┌─ RECORDS SUPPLIED

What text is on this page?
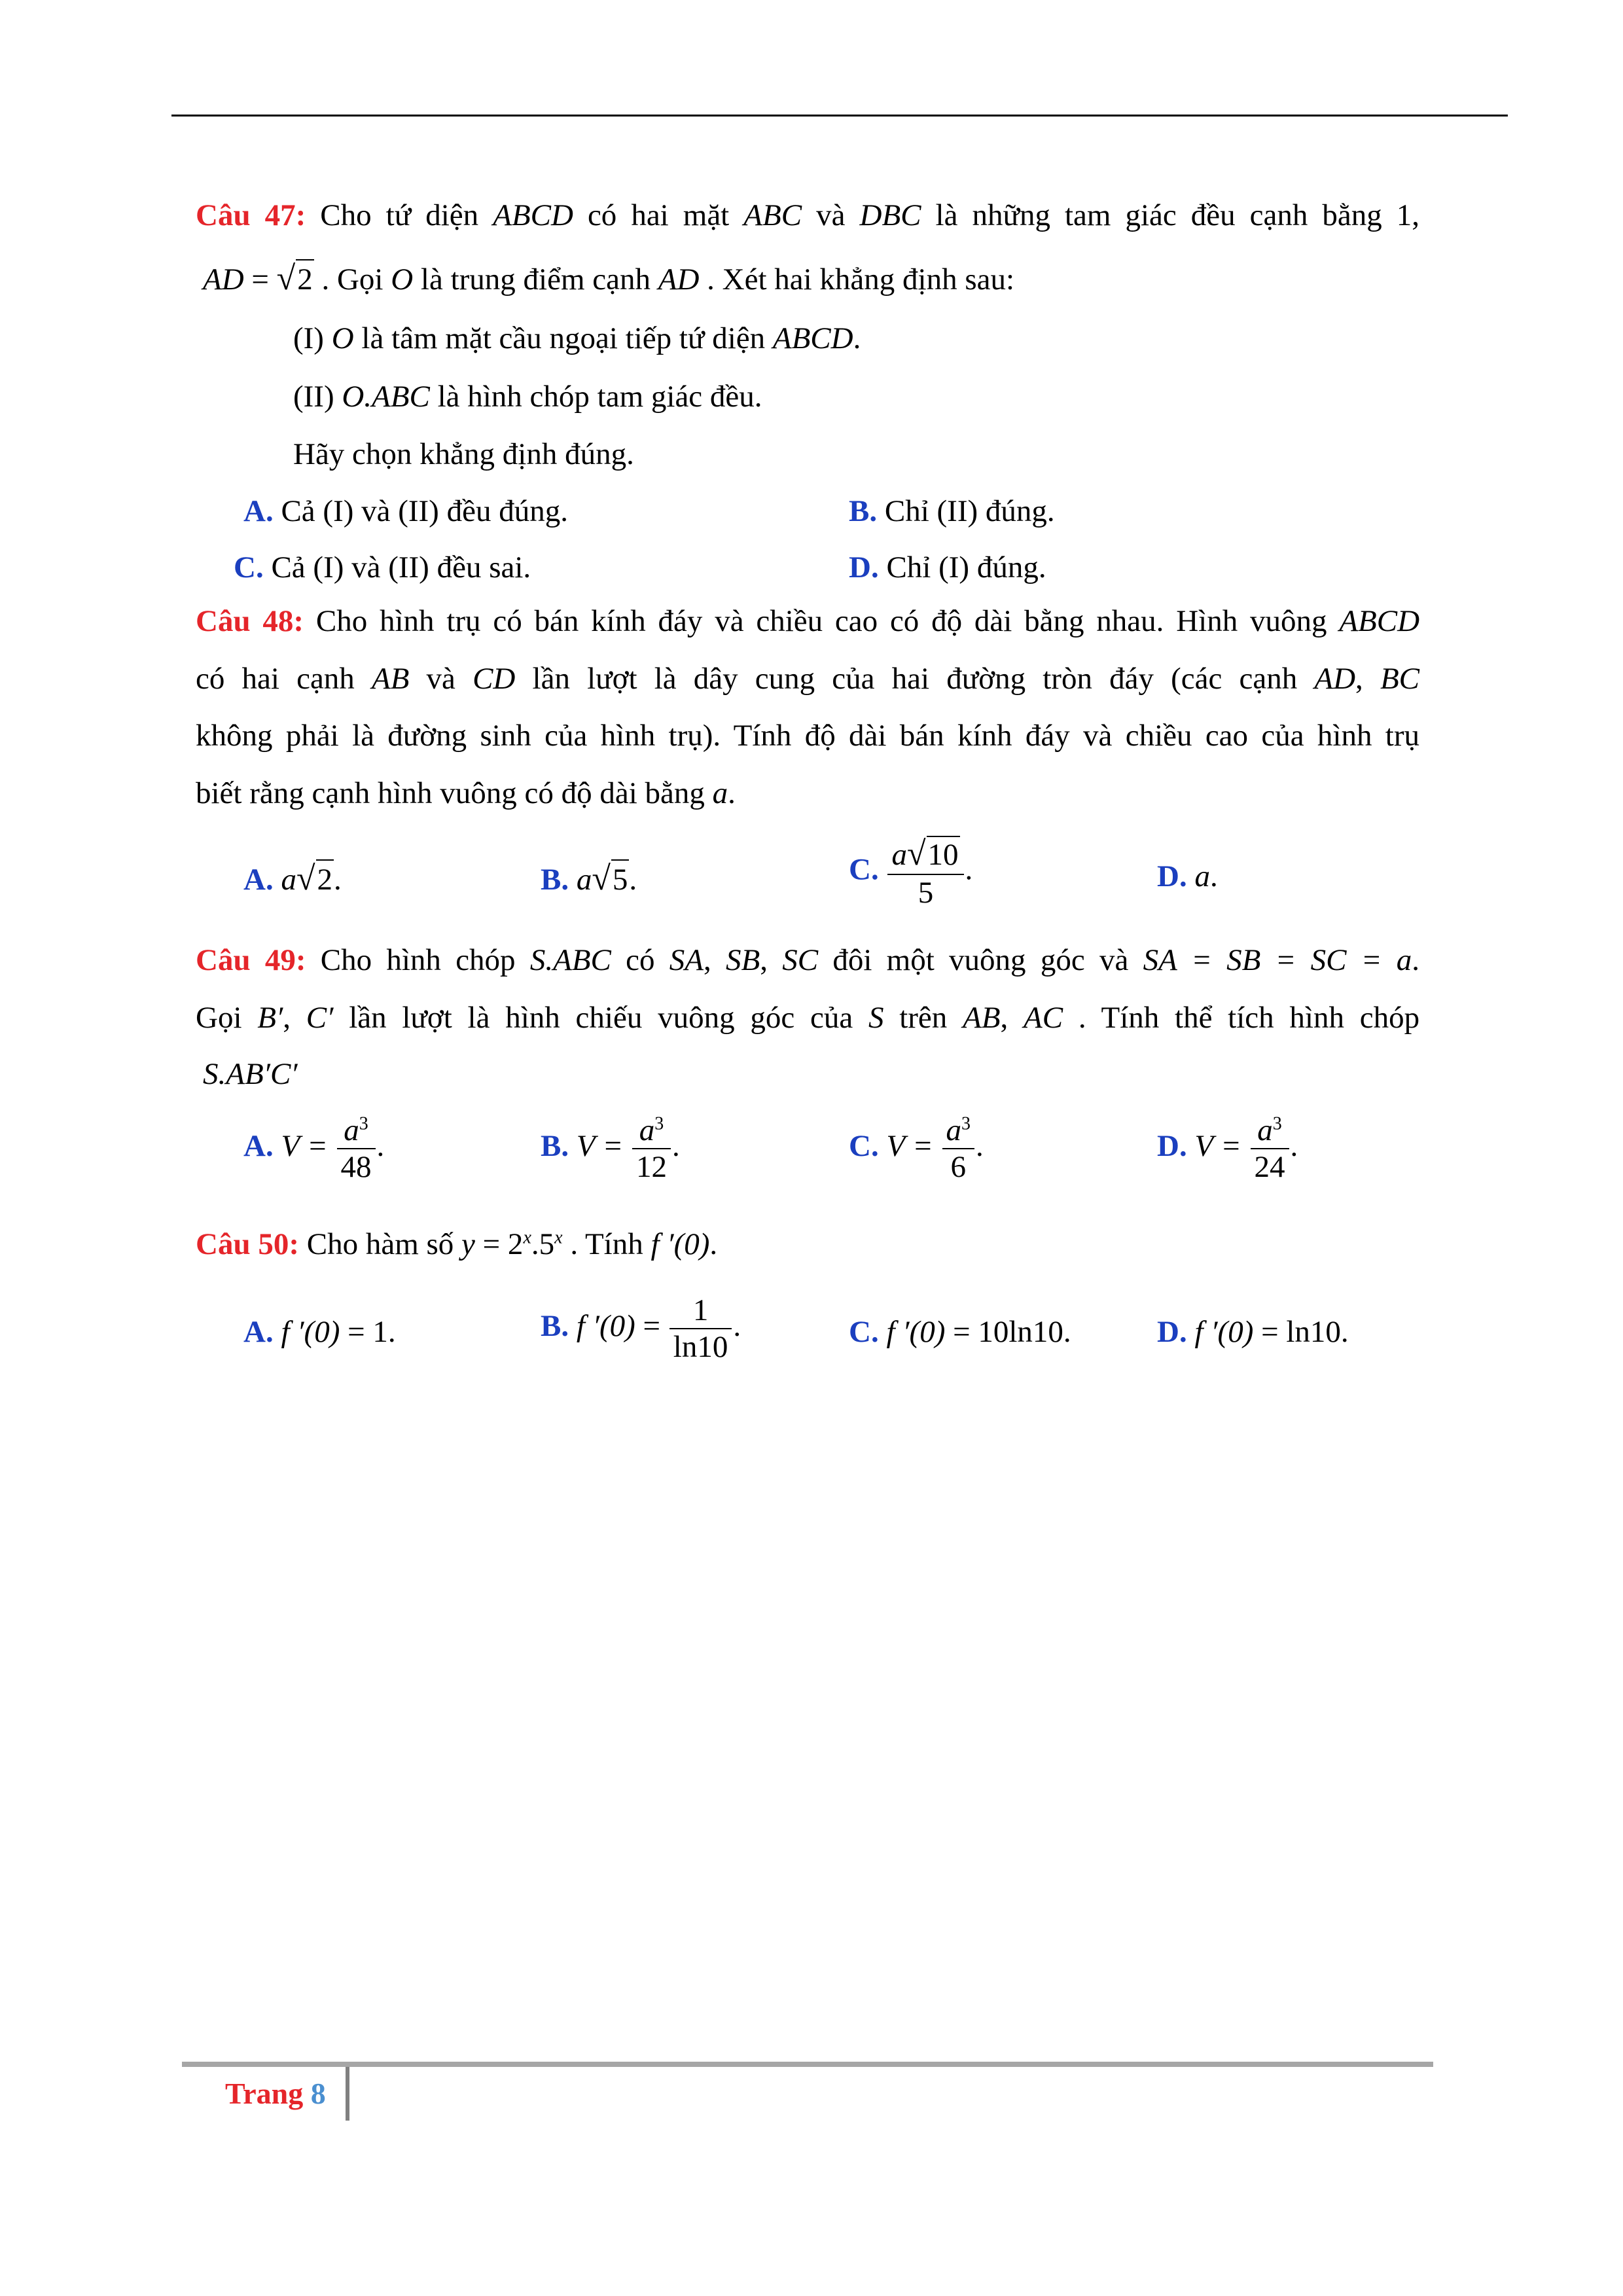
Câu 47: Cho tứ diện ABCD có hai mặt ABC và DBC là những tam giác đều cạnh bằng 1,
AD = √2 . Gọi O là trung điểm cạnh AD . Xét hai khẳng định sau:
(I) O là tâm mặt cầu ngoại tiếp tứ diện ABCD.
(II) O.ABC là hình chóp tam giác đều.
Hãy chọn khẳng định đúng.
A. Cả (I) và (II) đều đúng.	B. Chỉ (II) đúng.
C. Cả (I) và (II) đều sai.	D. Chỉ (I) đúng.
Câu 48: Cho hình trụ có bán kính đáy và chiều cao có độ dài bằng nhau. Hình vuông ABCD
có hai cạnh AB và CD lần lượt là dây cung của hai đường tròn đáy (các cạnh AD, BC
không phải là đường sinh của hình trụ). Tính độ dài bán kính đáy và chiều cao của hình trụ
biết rằng cạnh hình vuông có độ dài bằng a.
A. a√2.	B. a√5.	C. $\frac{a√10}{5}$ .	D. a.
Câu 49: Cho hình chóp S.ABC có SA, SB, SC đôi một vuông góc và SA = SB = SC = a.
Gọi B′, C′ lần lượt là hình chiếu vuông góc của S trên AB, AC . Tính thể tích hình chóp
S.AB′C′
A. $V = \frac{a^3}{48}$ .	B. $V = \frac{a^3}{12}$ .	C. $V = \frac{a^3}{6}$ .	D. $V = \frac{a^3}{24}$ .
Câu 50: Cho hàm số $y = 2^x.5^x$ . Tính f ′(0).
A. f ′(0) = 1.	B. f $'(0) = \frac{1}{\ln 10}$ .	C. f ′(0) = 10ln10.	D. f ′(0) = ln10.
Trang 8
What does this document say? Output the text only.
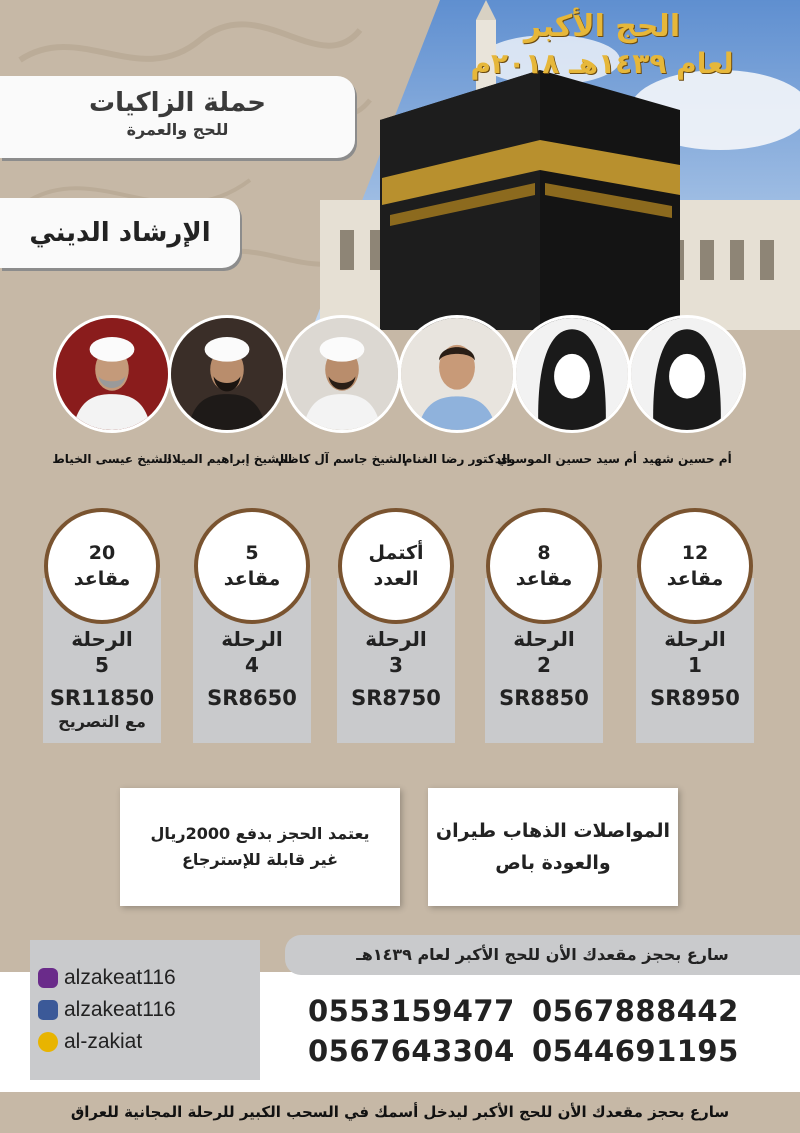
الحج الأكبر
لعام ١٤٣٩هـ ٢٠١٨م
حملة الزاكيات
للحج والعمرة
الإرشاد الديني
أم حسين شهيد
أم سيد حسين الموسوي
الدكتور رضا الغنام
الشيخ جاسم آل كاظم
الشيخ إبراهيم الميلاد
الشيخ عيسى الخياط
الرحلة
1
SR8950
الرحلة
2
SR8850
الرحلة
3
SR8750
الرحلة
4
SR8650
الرحلة
5
SR11850
مع التصريح
12
مقاعد
8
مقاعد
أكتمل
العدد
5
مقاعد
20
مقاعد
يعتمد الحجز بدفع 2000ريال
غير قابلة للإسترجاع
المواصلات الذهاب طيران
والعودة باص
سارع بحجز مقعدك الأن للحج الأكبر لعام ١٤٣٩هـ
alzakeat116
alzakeat116
al-zakiat
0567888442
0553159477
0544691195
0567643304
سارع بحجز مقعدك الأن للحج الأكبر ليدخل أسمك في السحب الكبير للرحلة المجانية للعراق
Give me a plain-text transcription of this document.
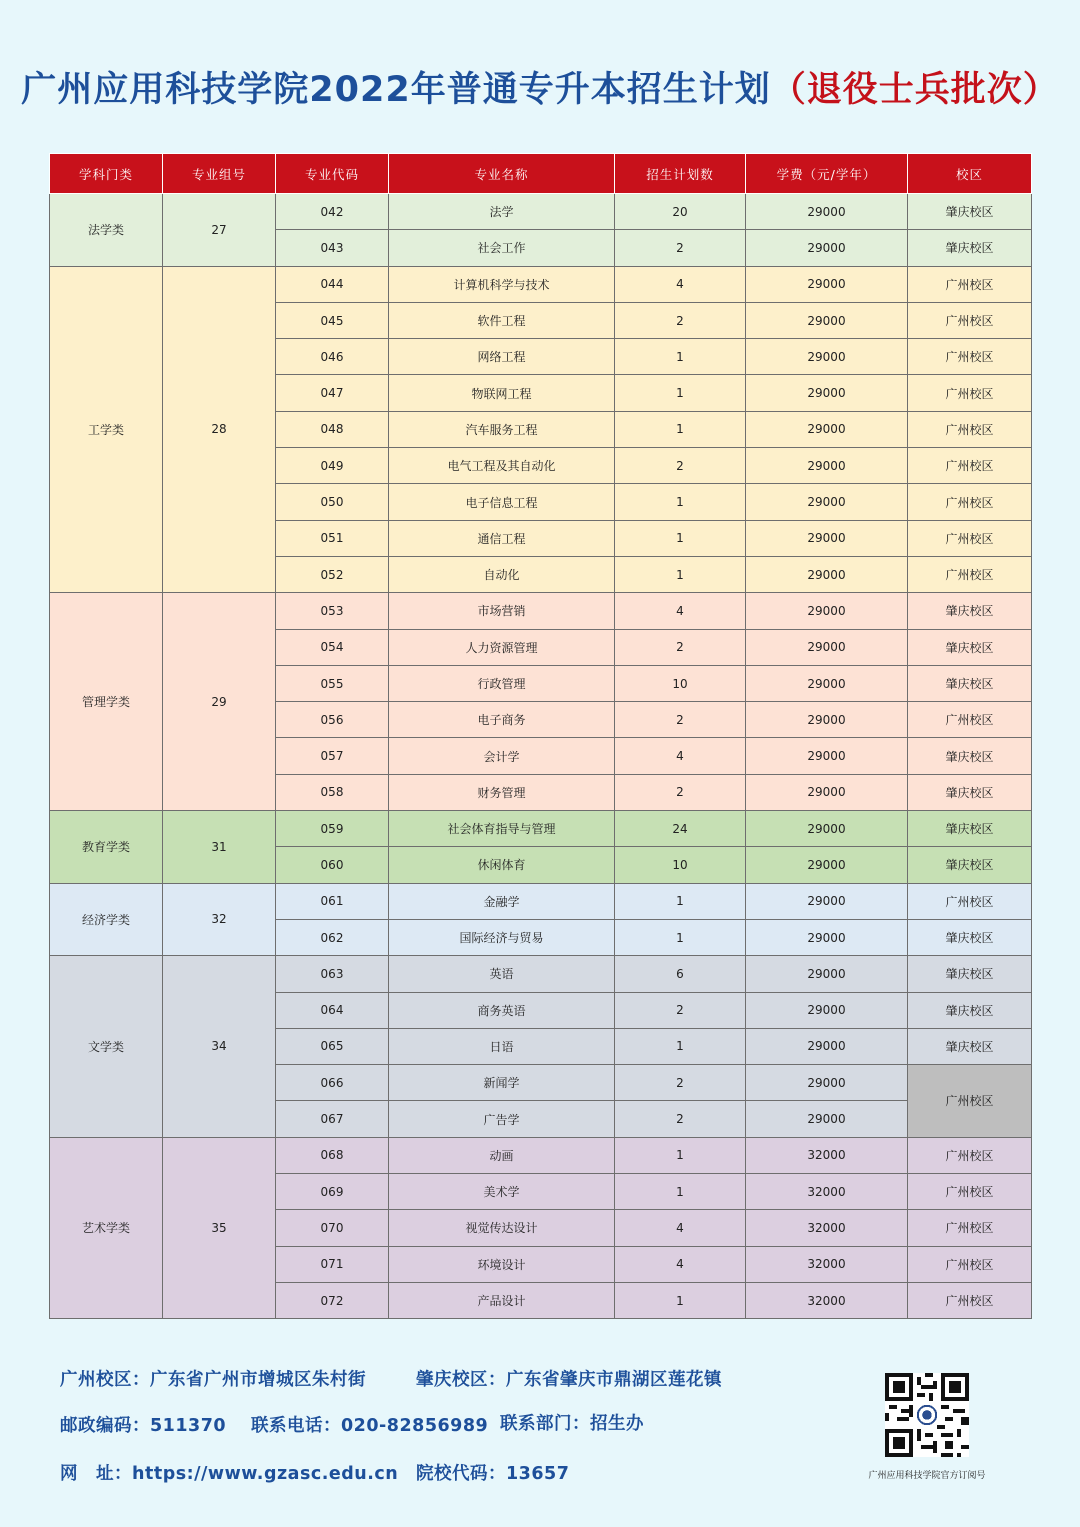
广州应用科技学院2022年普通专升本招生计划（退役士兵批次）
学科门类	专业组号	专业代码	专业名称	招生计划数	学费（元/学年）	校区
法学类	27	042	法学	20	29000	肇庆校区
		043	社会工作	2	29000	肇庆校区
工学类	28	044	计算机科学与技术	4	29000	广州校区
		045	软件工程	2	29000	广州校区
		046	网络工程	1	29000	广州校区
		047	物联网工程	1	29000	广州校区
		048	汽车服务工程	1	29000	广州校区
		049	电气工程及其自动化	2	29000	广州校区
		050	电子信息工程	1	29000	广州校区
		051	通信工程	1	29000	广州校区
		052	自动化	1	29000	广州校区
管理学类	29	053	市场营销	4	29000	肇庆校区
		054	人力资源管理	2	29000	肇庆校区
		055	行政管理	10	29000	肇庆校区
		056	电子商务	2	29000	广州校区
		057	会计学	4	29000	肇庆校区
		058	财务管理	2	29000	肇庆校区
教育学类	31	059	社会体育指导与管理	24	29000	肇庆校区
		060	休闲体育	10	29000	肇庆校区
经济学类	32	061	金融学	1	29000	广州校区
		062	国际经济与贸易	1	29000	肇庆校区
文学类	34	063	英语	6	29000	肇庆校区
		064	商务英语	2	29000	肇庆校区
		065	日语	1	29000	肇庆校区
		066	新闻学	2	29000	广州校区
		067	广告学	2	29000	
艺术学类	35	068	动画	1	32000	广州校区
		069	美术学	1	32000	广州校区
		070	视觉传达设计	4	32000	广州校区
		071	环境设计	4	32000	广州校区
		072	产品设计	1	32000	广州校区
广州校区：广东省广州市增城区朱村街	肇庆校区：广东省肇庆市鼎湖区莲花镇
邮政编码：511370 联系电话：020-82856989 联系部门：招生办
网　址：https://www.gzasc.edu.cn 院校代码：13657	广州应用科技学院官方订阅号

└─

GIVEN TASK >> Go over the data above and copy every line that has the word "الأكبر" in it.

WRITTEN SOLUTION >>
الحج الأكبر
سارع بحجز مقعدك الأن للحج الأكبر لعام ١٤٣٩هـ
سارع بحجز مقعدك الأن للحج الأكبر ليدخل أسمك في السحب الكبير للرحلة المجانية للعراق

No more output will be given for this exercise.